Problem requirements » Write the line that includes "What's the underlying" and all subsequent lines, exactly as written, and nothing more.

Stored data »
======

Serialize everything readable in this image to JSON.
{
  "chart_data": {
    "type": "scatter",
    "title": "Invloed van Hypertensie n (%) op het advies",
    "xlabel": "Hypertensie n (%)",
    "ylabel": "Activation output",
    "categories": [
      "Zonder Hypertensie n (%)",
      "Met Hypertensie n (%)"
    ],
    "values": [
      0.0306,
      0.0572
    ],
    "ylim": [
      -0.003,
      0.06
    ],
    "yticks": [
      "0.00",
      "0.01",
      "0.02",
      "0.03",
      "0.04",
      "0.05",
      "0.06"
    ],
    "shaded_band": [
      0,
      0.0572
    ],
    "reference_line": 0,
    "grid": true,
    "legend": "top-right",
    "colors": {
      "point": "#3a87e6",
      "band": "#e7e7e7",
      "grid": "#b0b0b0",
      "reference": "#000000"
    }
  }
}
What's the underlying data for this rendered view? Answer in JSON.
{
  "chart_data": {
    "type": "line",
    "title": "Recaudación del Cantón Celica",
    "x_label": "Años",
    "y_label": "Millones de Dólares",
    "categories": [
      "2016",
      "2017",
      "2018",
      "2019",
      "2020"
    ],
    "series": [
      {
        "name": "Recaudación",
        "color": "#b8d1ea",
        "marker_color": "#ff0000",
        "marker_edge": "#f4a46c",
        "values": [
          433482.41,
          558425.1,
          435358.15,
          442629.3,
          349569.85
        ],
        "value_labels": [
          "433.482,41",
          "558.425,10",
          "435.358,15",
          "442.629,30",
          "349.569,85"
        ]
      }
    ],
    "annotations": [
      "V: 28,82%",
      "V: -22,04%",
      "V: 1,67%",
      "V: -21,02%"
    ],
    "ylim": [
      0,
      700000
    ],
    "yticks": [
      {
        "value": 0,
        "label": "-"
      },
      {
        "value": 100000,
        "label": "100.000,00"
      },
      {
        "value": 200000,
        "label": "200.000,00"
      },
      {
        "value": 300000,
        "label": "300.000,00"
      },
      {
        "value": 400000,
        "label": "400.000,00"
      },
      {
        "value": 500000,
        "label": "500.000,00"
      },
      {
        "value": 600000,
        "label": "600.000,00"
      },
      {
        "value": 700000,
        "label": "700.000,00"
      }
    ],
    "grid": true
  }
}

======

Solution »
What's the underlying data for this rendered view? Answer in JSON.
{
  "chart_data": {
    "type": "line",
    "title": "Recaudación del Cantón Celica",
    "x_label": "Años",
    "y_label": "Millones de Dólares",
    "categories": [
      "2016",
      "2017",
      "2018",
      "2019",
      "2020"
    ],
    "series": [
      {
        "name": "Recaudación",
        "color": "#b8d1ea",
        "marker_color": "#ff0000",
        "marker_edge": "#f4a46c",
        "values": [
          433482.41,
          558425.1,
          435358.15,
          442629.3,
          349569.85
        ],
        "value_labels": [
          "433.482,41",
          "558.425,10",
          "435.358,15",
          "442.629,30",
          "349.569,85"
        ]
      }
    ],
    "annotations": [
      "V: 28,82%",
      "V: -22,04%",
      "V: 1,67%",
      "V: -21,02%"
    ],
    "ylim": [
      0,
      700000
    ],
    "yticks": [
      {
        "value": 0,
        "label": "-"
      },
      {
        "value": 100000,
        "label": "100.000,00"
      },
      {
        "value": 200000,
        "label": "200.000,00"
      },
      {
        "value": 300000,
        "label": "300.000,00"
      },
      {
        "value": 400000,
        "label": "400.000,00"
      },
      {
        "value": 500000,
        "label": "500.000,00"
      },
      {
        "value": 600000,
        "label": "600.000,00"
      },
      {
        "value": 700000,
        "label": "700.000,00"
      }
    ],
    "grid": true
  }
}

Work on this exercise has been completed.